### STORED RECORDS ###
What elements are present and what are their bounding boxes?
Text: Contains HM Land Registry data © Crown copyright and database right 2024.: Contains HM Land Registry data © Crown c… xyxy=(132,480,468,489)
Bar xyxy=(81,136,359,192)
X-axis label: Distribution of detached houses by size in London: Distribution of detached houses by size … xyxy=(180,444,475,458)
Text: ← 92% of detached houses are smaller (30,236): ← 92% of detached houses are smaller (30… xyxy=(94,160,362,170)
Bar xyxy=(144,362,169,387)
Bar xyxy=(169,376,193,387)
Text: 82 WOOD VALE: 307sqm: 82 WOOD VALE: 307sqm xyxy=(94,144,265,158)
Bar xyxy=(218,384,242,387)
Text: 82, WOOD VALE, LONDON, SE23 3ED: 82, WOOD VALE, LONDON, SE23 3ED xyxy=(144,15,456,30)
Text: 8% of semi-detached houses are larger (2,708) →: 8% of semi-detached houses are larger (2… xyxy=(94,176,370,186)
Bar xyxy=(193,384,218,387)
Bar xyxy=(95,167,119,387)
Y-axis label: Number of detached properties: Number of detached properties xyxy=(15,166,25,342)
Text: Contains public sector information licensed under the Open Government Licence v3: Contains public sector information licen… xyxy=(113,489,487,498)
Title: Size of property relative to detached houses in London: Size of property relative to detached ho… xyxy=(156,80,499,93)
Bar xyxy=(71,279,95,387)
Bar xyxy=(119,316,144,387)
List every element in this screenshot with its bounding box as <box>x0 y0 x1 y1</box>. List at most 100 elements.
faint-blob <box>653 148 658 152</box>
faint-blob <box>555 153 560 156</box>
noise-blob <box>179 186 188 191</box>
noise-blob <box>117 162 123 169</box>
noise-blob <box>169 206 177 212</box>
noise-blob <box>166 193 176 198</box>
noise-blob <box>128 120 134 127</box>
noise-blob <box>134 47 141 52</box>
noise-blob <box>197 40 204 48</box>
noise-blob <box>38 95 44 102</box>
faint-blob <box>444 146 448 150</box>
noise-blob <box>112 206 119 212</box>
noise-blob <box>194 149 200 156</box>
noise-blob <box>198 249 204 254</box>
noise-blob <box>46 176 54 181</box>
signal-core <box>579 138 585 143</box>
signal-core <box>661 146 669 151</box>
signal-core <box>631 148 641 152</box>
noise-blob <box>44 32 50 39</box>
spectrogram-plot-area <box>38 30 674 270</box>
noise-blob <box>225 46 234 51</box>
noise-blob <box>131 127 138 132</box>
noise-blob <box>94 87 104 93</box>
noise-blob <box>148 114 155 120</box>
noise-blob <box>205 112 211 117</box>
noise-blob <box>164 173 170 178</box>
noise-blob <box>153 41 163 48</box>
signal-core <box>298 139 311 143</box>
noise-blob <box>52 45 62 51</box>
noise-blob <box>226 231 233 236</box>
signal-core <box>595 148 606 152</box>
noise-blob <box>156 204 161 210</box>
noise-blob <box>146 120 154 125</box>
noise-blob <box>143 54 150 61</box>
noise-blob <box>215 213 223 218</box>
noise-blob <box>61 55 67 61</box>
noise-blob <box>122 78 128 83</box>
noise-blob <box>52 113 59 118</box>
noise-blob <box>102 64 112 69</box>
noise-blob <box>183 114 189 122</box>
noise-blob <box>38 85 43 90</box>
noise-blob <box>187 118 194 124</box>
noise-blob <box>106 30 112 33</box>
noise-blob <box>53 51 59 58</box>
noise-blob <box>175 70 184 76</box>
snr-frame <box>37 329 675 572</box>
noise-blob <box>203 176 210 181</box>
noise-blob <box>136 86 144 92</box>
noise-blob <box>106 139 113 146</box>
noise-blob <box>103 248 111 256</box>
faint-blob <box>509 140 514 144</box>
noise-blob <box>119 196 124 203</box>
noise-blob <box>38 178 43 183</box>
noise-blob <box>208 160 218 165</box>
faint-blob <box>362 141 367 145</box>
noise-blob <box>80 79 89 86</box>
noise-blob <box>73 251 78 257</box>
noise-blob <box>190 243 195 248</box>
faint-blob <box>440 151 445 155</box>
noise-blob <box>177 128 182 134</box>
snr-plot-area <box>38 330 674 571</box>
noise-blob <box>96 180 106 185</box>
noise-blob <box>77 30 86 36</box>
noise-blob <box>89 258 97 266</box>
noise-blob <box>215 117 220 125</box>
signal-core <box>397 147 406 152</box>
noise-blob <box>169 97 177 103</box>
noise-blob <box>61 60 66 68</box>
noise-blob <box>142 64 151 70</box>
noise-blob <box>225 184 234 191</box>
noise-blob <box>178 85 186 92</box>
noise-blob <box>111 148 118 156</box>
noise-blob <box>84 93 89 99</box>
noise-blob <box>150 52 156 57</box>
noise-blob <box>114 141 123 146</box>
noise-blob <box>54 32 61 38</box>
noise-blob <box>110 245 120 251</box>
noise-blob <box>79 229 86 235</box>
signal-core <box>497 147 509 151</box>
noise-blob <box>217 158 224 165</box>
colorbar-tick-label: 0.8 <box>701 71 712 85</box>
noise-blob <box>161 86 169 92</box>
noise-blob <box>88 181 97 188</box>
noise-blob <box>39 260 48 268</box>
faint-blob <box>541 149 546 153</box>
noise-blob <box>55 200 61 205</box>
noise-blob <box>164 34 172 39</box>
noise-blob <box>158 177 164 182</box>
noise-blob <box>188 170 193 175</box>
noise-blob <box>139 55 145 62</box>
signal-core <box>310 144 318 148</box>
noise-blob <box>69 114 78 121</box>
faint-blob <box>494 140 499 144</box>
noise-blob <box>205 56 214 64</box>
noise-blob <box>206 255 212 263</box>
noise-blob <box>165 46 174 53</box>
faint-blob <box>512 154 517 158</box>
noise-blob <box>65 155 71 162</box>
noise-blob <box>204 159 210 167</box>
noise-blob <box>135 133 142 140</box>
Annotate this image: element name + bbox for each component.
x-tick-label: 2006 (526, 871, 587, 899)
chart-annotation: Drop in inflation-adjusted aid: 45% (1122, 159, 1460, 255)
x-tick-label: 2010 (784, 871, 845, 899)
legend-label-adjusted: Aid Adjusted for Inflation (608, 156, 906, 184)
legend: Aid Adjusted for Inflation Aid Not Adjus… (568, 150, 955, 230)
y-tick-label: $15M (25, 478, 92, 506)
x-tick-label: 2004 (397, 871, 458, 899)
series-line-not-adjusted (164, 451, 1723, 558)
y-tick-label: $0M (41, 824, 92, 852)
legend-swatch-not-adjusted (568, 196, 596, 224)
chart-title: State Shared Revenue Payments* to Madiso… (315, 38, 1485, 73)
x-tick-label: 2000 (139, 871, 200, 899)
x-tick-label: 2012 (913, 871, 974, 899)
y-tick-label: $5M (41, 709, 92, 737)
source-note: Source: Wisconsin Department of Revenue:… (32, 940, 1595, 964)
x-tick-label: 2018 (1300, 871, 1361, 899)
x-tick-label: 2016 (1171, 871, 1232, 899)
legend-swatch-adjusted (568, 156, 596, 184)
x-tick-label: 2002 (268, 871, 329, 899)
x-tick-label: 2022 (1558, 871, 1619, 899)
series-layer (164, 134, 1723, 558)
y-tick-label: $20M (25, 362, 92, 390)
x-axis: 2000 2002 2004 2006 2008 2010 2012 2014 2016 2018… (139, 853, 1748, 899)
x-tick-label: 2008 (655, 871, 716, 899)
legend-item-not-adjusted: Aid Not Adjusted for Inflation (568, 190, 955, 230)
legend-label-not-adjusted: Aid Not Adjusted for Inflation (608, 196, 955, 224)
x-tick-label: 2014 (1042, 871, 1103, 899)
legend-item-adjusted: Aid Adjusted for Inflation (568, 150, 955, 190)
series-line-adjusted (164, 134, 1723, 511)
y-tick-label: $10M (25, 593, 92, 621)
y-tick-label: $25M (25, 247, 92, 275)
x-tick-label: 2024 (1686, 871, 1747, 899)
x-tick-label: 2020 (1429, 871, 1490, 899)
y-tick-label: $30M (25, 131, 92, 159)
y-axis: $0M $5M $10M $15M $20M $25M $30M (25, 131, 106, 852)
###
## DIRECTION
Quote the rows word for word, from the first line down to the line that contains "Bar xyxy=(193,384,218,387)", including that line.

## RESPONSE TO THIS EXERCISE
What elements are present and what are their bounding boxes?
Text: Contains HM Land Registry data © Crown copyright and database right 2024.: Contains HM Land Registry data © Crown c… xyxy=(132,480,468,489)
Bar xyxy=(81,136,359,192)
X-axis label: Distribution of detached houses by size in London: Distribution of detached houses by size … xyxy=(180,444,475,458)
Text: ← 92% of detached houses are smaller (30,236): ← 92% of detached houses are smaller (30… xyxy=(94,160,362,170)
Bar xyxy=(144,362,169,387)
Bar xyxy=(169,376,193,387)
Text: 82 WOOD VALE: 307sqm: 82 WOOD VALE: 307sqm xyxy=(94,144,265,158)
Bar xyxy=(218,384,242,387)
Text: 82, WOOD VALE, LONDON, SE23 3ED: 82, WOOD VALE, LONDON, SE23 3ED xyxy=(144,15,456,30)
Text: 8% of semi-detached houses are larger (2,708) →: 8% of semi-detached houses are larger (2… xyxy=(94,176,370,186)
Bar xyxy=(193,384,218,387)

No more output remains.